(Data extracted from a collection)
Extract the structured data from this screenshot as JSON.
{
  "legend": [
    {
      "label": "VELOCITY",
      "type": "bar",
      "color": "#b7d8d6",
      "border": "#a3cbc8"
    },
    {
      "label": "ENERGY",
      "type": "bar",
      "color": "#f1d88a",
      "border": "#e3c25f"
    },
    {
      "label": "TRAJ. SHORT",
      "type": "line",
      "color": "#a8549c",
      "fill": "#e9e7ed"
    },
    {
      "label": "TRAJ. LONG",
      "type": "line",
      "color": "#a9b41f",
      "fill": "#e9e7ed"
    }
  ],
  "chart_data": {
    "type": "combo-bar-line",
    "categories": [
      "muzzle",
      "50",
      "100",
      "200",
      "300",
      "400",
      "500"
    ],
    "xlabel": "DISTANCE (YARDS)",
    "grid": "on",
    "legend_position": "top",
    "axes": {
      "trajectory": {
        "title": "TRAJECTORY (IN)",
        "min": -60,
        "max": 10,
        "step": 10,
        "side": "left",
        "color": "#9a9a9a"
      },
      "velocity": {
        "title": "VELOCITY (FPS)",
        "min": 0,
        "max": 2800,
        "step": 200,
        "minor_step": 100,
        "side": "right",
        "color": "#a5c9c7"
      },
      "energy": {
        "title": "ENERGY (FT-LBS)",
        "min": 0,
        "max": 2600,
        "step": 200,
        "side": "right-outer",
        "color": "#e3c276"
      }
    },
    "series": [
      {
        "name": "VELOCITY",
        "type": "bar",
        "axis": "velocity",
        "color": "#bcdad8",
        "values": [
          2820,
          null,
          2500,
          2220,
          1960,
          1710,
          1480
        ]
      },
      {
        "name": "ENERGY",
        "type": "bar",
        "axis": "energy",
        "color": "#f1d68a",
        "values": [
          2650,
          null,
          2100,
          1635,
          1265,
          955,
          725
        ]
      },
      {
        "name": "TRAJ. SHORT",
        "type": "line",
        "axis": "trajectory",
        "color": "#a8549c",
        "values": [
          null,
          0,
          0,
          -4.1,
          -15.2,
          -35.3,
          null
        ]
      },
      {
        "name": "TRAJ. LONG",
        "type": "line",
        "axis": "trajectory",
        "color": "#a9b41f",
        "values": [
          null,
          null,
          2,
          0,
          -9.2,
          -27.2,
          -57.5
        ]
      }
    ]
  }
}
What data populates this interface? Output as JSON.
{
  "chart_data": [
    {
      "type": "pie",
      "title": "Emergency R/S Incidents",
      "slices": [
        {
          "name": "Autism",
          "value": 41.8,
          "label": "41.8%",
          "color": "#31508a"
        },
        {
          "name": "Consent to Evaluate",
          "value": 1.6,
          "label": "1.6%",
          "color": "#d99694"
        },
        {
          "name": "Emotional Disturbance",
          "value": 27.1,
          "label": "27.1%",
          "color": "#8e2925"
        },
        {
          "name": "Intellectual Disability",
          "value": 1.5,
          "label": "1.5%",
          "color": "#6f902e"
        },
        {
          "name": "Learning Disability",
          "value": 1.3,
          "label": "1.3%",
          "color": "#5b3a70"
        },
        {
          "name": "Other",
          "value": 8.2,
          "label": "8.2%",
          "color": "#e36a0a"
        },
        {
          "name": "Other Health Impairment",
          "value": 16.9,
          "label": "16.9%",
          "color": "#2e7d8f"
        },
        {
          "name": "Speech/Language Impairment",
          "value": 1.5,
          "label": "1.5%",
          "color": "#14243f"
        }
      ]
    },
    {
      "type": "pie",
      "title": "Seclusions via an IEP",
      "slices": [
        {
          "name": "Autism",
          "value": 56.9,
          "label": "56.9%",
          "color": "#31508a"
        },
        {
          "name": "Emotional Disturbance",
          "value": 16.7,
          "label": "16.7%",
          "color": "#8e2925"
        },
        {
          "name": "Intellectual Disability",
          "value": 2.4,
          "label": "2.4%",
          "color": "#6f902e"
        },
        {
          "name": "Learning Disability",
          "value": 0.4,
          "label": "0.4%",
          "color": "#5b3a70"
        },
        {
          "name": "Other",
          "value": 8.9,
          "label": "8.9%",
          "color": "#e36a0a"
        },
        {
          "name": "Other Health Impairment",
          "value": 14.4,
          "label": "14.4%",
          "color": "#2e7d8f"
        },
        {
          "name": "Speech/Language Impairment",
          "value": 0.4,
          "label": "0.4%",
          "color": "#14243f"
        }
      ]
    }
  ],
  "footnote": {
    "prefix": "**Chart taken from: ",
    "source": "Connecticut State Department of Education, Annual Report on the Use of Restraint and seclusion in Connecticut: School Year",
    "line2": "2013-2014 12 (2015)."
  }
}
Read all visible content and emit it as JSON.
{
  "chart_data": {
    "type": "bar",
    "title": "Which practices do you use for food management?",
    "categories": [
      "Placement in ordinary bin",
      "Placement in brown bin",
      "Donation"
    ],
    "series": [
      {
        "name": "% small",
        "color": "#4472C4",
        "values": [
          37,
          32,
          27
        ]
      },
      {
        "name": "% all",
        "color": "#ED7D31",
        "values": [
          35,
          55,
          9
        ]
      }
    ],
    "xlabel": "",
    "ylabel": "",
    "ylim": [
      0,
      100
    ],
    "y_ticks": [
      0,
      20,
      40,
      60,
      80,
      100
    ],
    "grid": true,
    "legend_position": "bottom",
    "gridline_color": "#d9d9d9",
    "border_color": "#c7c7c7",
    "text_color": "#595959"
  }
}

STATED TASK.
Within the entries above, report how many lines include "side", and keep the answer to the number.

WORKED ANSWER.
3